Record excerpts START

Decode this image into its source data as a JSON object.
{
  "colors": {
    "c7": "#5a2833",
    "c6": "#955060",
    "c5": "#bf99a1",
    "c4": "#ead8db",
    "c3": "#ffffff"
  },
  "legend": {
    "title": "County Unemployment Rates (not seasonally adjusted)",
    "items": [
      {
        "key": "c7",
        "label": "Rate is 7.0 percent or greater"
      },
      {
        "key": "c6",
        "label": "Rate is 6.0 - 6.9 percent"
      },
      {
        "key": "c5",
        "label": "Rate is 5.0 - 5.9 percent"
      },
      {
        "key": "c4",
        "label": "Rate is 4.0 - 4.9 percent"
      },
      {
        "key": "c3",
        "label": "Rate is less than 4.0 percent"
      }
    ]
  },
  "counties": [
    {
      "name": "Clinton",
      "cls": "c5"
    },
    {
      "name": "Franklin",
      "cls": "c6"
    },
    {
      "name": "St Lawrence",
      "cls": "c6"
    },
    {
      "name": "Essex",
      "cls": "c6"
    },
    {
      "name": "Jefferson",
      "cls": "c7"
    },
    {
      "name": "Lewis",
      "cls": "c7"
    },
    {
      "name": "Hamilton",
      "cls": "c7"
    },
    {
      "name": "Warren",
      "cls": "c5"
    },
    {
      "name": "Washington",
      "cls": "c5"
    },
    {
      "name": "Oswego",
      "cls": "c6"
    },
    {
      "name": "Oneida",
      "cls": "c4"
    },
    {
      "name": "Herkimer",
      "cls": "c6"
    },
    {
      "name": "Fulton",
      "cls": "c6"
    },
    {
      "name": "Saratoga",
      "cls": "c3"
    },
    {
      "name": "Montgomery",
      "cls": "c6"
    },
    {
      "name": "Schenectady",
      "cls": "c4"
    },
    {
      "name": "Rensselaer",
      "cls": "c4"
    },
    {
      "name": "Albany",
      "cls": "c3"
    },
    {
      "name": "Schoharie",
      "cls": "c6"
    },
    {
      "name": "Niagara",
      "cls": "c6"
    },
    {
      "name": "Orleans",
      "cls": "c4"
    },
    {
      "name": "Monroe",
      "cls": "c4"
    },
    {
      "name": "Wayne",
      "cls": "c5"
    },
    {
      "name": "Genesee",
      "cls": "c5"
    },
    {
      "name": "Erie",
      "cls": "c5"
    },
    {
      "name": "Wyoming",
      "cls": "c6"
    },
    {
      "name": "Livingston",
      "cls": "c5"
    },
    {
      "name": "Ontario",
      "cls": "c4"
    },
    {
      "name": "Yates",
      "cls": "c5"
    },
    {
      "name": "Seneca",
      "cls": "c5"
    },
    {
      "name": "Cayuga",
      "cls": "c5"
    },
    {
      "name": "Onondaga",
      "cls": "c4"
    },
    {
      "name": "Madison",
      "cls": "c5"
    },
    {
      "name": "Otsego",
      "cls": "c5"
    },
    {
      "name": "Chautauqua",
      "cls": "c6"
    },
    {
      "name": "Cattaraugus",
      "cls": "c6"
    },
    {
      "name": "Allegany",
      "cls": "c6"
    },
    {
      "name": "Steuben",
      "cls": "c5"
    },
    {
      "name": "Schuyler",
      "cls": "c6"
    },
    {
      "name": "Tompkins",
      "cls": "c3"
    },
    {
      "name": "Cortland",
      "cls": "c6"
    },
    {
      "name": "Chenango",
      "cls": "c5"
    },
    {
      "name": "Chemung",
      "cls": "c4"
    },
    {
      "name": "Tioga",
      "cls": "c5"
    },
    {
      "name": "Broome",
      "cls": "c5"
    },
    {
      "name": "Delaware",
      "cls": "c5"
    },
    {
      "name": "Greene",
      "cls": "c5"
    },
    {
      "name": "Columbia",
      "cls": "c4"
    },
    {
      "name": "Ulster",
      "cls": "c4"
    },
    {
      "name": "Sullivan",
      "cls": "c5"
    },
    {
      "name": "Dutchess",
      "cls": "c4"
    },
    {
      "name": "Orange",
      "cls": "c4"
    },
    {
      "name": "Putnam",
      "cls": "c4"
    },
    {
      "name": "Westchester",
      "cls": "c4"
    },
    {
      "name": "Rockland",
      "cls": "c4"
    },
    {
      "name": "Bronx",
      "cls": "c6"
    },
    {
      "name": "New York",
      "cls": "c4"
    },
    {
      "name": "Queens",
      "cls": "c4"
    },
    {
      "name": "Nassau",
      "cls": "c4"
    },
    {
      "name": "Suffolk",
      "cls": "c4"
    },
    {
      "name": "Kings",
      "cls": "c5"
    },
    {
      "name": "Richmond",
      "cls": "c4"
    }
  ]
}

Record excerpts END

--- Exercise ---
A single figure is the answer: the number of lines in the listing where "label" occurs.

--- Response to the exercise ---
5